Goal. Quote all lines below exactly. Images stay out.

========

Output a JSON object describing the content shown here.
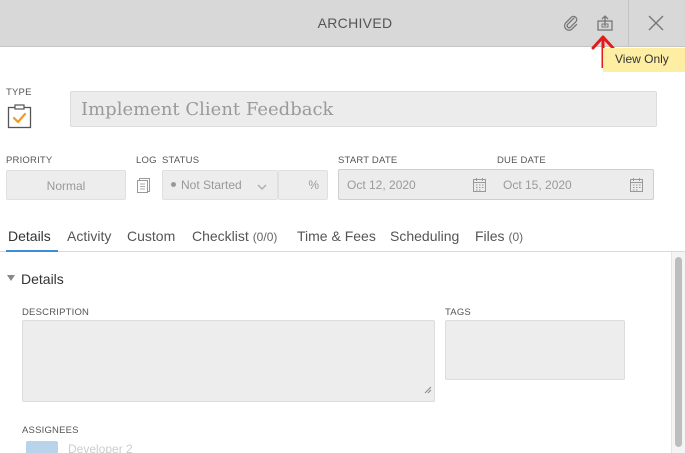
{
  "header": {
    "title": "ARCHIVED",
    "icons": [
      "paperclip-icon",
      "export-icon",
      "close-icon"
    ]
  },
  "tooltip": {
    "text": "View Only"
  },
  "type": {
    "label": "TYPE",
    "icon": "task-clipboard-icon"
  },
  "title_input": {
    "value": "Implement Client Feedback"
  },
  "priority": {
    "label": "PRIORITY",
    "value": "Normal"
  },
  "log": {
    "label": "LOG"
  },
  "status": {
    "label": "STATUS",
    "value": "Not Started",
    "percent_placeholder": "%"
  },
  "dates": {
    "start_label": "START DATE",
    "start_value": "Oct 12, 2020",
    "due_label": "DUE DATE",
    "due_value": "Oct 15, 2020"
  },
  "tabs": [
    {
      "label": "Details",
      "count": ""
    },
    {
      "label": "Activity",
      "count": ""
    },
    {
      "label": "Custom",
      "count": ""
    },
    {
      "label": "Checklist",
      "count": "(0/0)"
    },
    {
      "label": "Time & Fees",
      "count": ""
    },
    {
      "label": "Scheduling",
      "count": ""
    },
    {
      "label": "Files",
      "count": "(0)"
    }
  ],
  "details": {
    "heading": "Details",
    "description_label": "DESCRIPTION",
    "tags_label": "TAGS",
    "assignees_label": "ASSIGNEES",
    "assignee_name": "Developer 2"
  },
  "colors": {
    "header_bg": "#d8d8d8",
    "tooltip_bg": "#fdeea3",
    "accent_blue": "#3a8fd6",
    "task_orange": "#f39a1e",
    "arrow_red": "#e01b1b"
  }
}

========

Task answer.
Output a JSON object describing the content shown here.
{
  "header": {
    "title": "ARCHIVED",
    "icons": [
      "paperclip-icon",
      "export-icon",
      "close-icon"
    ]
  },
  "tooltip": {
    "text": "View Only"
  },
  "type": {
    "label": "TYPE",
    "icon": "task-clipboard-icon"
  },
  "title_input": {
    "value": "Implement Client Feedback"
  },
  "priority": {
    "label": "PRIORITY",
    "value": "Normal"
  },
  "log": {
    "label": "LOG"
  },
  "status": {
    "label": "STATUS",
    "value": "Not Started",
    "percent_placeholder": "%"
  },
  "dates": {
    "start_label": "START DATE",
    "start_value": "Oct 12, 2020",
    "due_label": "DUE DATE",
    "due_value": "Oct 15, 2020"
  },
  "tabs": [
    {
      "label": "Details",
      "count": ""
    },
    {
      "label": "Activity",
      "count": ""
    },
    {
      "label": "Custom",
      "count": ""
    },
    {
      "label": "Checklist",
      "count": "(0/0)"
    },
    {
      "label": "Time & Fees",
      "count": ""
    },
    {
      "label": "Scheduling",
      "count": ""
    },
    {
      "label": "Files",
      "count": "(0)"
    }
  ],
  "details": {
    "heading": "Details",
    "description_label": "DESCRIPTION",
    "tags_label": "TAGS",
    "assignees_label": "ASSIGNEES",
    "assignee_name": "Developer 2"
  },
  "colors": {
    "header_bg": "#d8d8d8",
    "tooltip_bg": "#fdeea3",
    "accent_blue": "#3a8fd6",
    "task_orange": "#f39a1e",
    "arrow_red": "#e01b1b"
  }
}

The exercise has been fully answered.